◆ Goal ◆
Transcribe the entries that follow, word for word.
————
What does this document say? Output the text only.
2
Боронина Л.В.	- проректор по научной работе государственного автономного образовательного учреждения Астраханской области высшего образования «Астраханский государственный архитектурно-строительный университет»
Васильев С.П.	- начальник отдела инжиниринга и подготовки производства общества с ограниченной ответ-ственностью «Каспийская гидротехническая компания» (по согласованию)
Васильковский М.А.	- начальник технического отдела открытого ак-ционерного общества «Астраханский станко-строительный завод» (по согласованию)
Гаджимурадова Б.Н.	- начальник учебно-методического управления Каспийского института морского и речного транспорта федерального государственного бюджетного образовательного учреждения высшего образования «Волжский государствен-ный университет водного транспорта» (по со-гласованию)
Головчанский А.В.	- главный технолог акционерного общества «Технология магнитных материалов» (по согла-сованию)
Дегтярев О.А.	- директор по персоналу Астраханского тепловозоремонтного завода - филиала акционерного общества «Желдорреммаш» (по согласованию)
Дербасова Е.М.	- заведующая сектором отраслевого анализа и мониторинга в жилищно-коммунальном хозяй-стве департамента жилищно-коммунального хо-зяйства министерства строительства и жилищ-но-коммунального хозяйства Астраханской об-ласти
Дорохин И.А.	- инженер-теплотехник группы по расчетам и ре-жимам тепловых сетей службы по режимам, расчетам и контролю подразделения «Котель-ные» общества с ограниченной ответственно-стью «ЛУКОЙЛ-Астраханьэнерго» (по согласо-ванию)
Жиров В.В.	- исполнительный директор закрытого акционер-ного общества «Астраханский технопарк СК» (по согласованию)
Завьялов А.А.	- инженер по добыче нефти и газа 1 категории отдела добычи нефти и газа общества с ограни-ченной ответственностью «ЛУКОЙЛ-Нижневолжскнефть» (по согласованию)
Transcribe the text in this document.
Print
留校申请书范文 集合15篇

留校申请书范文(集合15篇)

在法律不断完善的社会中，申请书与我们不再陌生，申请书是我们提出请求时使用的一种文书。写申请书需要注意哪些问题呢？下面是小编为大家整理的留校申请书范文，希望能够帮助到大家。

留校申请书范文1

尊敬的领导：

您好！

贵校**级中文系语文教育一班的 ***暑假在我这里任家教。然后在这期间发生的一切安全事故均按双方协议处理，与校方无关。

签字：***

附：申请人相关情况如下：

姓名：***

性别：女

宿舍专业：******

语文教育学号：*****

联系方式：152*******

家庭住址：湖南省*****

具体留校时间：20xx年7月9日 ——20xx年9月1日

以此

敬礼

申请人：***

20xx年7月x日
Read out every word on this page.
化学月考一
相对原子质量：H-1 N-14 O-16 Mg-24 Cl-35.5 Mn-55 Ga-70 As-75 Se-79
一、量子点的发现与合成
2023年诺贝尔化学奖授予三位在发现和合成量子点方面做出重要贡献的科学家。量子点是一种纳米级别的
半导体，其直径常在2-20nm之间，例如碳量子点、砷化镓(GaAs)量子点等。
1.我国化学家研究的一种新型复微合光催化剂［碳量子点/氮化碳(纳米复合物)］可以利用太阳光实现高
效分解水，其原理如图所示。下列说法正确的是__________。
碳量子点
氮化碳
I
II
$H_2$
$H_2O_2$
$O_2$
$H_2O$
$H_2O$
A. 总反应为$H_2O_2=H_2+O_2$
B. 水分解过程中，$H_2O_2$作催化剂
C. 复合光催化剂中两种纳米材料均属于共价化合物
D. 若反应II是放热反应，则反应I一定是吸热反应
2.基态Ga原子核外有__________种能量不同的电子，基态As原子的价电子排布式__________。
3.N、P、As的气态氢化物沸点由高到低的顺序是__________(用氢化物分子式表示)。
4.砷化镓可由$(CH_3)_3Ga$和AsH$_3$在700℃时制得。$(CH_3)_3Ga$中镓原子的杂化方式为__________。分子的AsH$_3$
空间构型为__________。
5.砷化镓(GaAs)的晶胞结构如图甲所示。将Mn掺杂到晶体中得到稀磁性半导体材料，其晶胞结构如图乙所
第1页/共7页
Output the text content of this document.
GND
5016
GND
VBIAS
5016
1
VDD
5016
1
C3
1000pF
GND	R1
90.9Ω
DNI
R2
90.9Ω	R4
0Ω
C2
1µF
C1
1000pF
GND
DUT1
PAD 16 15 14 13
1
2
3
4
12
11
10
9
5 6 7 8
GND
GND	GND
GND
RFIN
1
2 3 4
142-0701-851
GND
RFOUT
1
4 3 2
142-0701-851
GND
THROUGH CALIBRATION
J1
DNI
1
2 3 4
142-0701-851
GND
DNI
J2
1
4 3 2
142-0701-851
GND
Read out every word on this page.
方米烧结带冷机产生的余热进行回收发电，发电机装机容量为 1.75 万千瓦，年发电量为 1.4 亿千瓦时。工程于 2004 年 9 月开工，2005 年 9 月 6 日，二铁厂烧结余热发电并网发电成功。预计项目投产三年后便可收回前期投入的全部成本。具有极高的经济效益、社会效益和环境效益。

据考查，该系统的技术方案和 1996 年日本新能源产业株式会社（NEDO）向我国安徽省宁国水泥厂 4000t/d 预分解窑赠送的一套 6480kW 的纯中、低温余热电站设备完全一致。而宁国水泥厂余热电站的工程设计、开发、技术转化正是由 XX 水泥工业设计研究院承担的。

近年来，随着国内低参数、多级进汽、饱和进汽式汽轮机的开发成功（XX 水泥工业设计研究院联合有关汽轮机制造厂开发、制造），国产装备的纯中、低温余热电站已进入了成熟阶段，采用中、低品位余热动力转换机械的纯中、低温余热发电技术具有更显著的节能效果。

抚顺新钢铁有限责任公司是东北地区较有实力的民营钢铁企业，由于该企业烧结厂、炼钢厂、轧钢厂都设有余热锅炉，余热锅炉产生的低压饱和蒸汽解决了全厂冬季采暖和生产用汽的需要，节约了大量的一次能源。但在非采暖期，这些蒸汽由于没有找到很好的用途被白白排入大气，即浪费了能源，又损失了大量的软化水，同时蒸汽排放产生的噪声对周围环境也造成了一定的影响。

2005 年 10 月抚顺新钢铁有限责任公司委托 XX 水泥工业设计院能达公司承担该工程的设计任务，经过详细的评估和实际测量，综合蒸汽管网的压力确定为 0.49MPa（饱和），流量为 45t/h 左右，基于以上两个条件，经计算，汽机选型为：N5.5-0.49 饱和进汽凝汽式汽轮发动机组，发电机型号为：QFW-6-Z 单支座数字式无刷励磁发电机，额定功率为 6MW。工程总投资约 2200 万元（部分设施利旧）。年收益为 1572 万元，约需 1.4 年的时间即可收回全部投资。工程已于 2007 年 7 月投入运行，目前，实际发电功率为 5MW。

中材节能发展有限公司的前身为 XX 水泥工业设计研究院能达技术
————
◆ Answer to the problem ◆
What does this document say? Output the text only.
2
Боронина Л.В.	- проректор по научной работе государственного автономного образовательного учреждения Астраханской области высшего образования «Астраханский государственный архитектурно-строительный университет»
Васильев С.П.	- начальник отдела инжиниринга и подготовки производства общества с ограниченной ответ-ственностью «Каспийская гидротехническая компания» (по согласованию)
Васильковский М.А.	- начальник технического отдела открытого ак-ционерного общества «Астраханский станко-строительный завод» (по согласованию)
Гаджимурадова Б.Н.	- начальник учебно-методического управления Каспийского института морского и речного транспорта федерального государственного бюджетного образовательного учреждения высшего образования «Волжский государствен-ный университет водного транспорта» (по со-гласованию)
Головчанский А.В.	- главный технолог акционерного общества «Технология магнитных материалов» (по согла-сованию)
Дегтярев О.А.	- директор по персоналу Астраханского тепловозоремонтного завода - филиала акционерного общества «Желдорреммаш» (по согласованию)
Дербасова Е.М.	- заведующая сектором отраслевого анализа и мониторинга в жилищно-коммунальном хозяй-стве департамента жилищно-коммунального хо-зяйства министерства строительства и жилищ-но-коммунального хозяйства Астраханской об-ласти
Дорохин И.А.	- инженер-теплотехник группы по расчетам и ре-жимам тепловых сетей службы по режимам, расчетам и контролю подразделения «Котель-ные» общества с ограниченной ответственно-стью «ЛУКОЙЛ-Астраханьэнерго» (по согласо-ванию)
Жиров В.В.	- исполнительный директор закрытого акционер-ного общества «Астраханский технопарк СК» (по согласованию)
Завьялов А.А.	- инженер по добыче нефти и газа 1 категории отдела добычи нефти и газа общества с ограни-ченной ответственностью «ЛУКОЙЛ-Нижневолжскнефть» (по согласованию)
Transcribe the text in this document.
Print
留校申请书范文 集合15篇

留校申请书范文(集合15篇)

在法律不断完善的社会中，申请书与我们不再陌生，申请书是我们提出请求时使用的一种文书。写申请书需要注意哪些问题呢？下面是小编为大家整理的留校申请书范文，希望能够帮助到大家。

留校申请书范文1

尊敬的领导：

您好！

贵校**级中文系语文教育一班的 ***暑假在我这里任家教。然后在这期间发生的一切安全事故均按双方协议处理，与校方无关。

签字：***

附：申请人相关情况如下：

姓名：***

性别：女

宿舍专业：******

语文教育学号：*****

联系方式：152*******

家庭住址：湖南省*****

具体留校时间：20xx年7月9日 ——20xx年9月1日

以此

敬礼

申请人：***

20xx年7月x日
Read out every word on this page.
化学月考一
相对原子质量：H-1 N-14 O-16 Mg-24 Cl-35.5 Mn-55 Ga-70 As-75 Se-79
一、量子点的发现与合成
2023年诺贝尔化学奖授予三位在发现和合成量子点方面做出重要贡献的科学家。量子点是一种纳米级别的
半导体，其直径常在2-20nm之间，例如碳量子点、砷化镓(GaAs)量子点等。
1.我国化学家研究的一种新型复微合光催化剂［碳量子点/氮化碳(纳米复合物)］可以利用太阳光实现高
效分解水，其原理如图所示。下列说法正确的是__________。
碳量子点
氮化碳
I
II
$H_2$
$H_2O_2$
$O_2$
$H_2O$
$H_2O$
A. 总反应为$H_2O_2=H_2+O_2$
B. 水分解过程中，$H_2O_2$作催化剂
C. 复合光催化剂中两种纳米材料均属于共价化合物
D. 若反应II是放热反应，则反应I一定是吸热反应
2.基态Ga原子核外有__________种能量不同的电子，基态As原子的价电子排布式__________。
3.N、P、As的气态氢化物沸点由高到低的顺序是__________(用氢化物分子式表示)。
4.砷化镓可由$(CH_3)_3Ga$和AsH$_3$在700℃时制得。$(CH_3)_3Ga$中镓原子的杂化方式为__________。分子的AsH$_3$
空间构型为__________。
5.砷化镓(GaAs)的晶胞结构如图甲所示。将Mn掺杂到晶体中得到稀磁性半导体材料，其晶胞结构如图乙所
第1页/共7页
Output the text content of this document.
GND
5016
GND
VBIAS
5016
1
VDD
5016
1
C3
1000pF
GND	R1
90.9Ω
DNI
R2
90.9Ω	R4
0Ω
C2
1µF
C1
1000pF
GND
DUT1
PAD 16 15 14 13
1
2
3
4
12
11
10
9
5 6 7 8
GND
GND	GND
GND
RFIN
1
2 3 4
142-0701-851
GND
RFOUT
1
4 3 2
142-0701-851
GND
THROUGH CALIBRATION
J1
DNI
1
2 3 4
142-0701-851
GND
DNI
J2
1
4 3 2
142-0701-851
GND
Read out every word on this page.
方米烧结带冷机产生的余热进行回收发电，发电机装机容量为 1.75 万千瓦，年发电量为 1.4 亿千瓦时。工程于 2004 年 9 月开工，2005 年 9 月 6 日，二铁厂烧结余热发电并网发电成功。预计项目投产三年后便可收回前期投入的全部成本。具有极高的经济效益、社会效益和环境效益。

据考查，该系统的技术方案和 1996 年日本新能源产业株式会社（NEDO）向我国安徽省宁国水泥厂 4000t/d 预分解窑赠送的一套 6480kW 的纯中、低温余热电站设备完全一致。而宁国水泥厂余热电站的工程设计、开发、技术转化正是由 XX 水泥工业设计研究院承担的。

近年来，随着国内低参数、多级进汽、饱和进汽式汽轮机的开发成功（XX 水泥工业设计研究院联合有关汽轮机制造厂开发、制造），国产装备的纯中、低温余热电站已进入了成熟阶段，采用中、低品位余热动力转换机械的纯中、低温余热发电技术具有更显著的节能效果。

抚顺新钢铁有限责任公司是东北地区较有实力的民营钢铁企业，由于该企业烧结厂、炼钢厂、轧钢厂都设有余热锅炉，余热锅炉产生的低压饱和蒸汽解决了全厂冬季采暖和生产用汽的需要，节约了大量的一次能源。但在非采暖期，这些蒸汽由于没有找到很好的用途被白白排入大气，即浪费了能源，又损失了大量的软化水，同时蒸汽排放产生的噪声对周围环境也造成了一定的影响。

2005 年 10 月抚顺新钢铁有限责任公司委托 XX 水泥工业设计院能达公司承担该工程的设计任务，经过详细的评估和实际测量，综合蒸汽管网的压力确定为 0.49MPa（饱和），流量为 45t/h 左右，基于以上两个条件，经计算，汽机选型为：N5.5-0.49 饱和进汽凝汽式汽轮发动机组，发电机型号为：QFW-6-Z 单支座数字式无刷励磁发电机，额定功率为 6MW。工程总投资约 2200 万元（部分设施利旧）。年收益为 1572 万元，约需 1.4 年的时间即可收回全部投资。工程已于 2007 年 7 月投入运行，目前，实际发电功率为 5MW。

中材节能发展有限公司的前身为 XX 水泥工业设计研究院能达技术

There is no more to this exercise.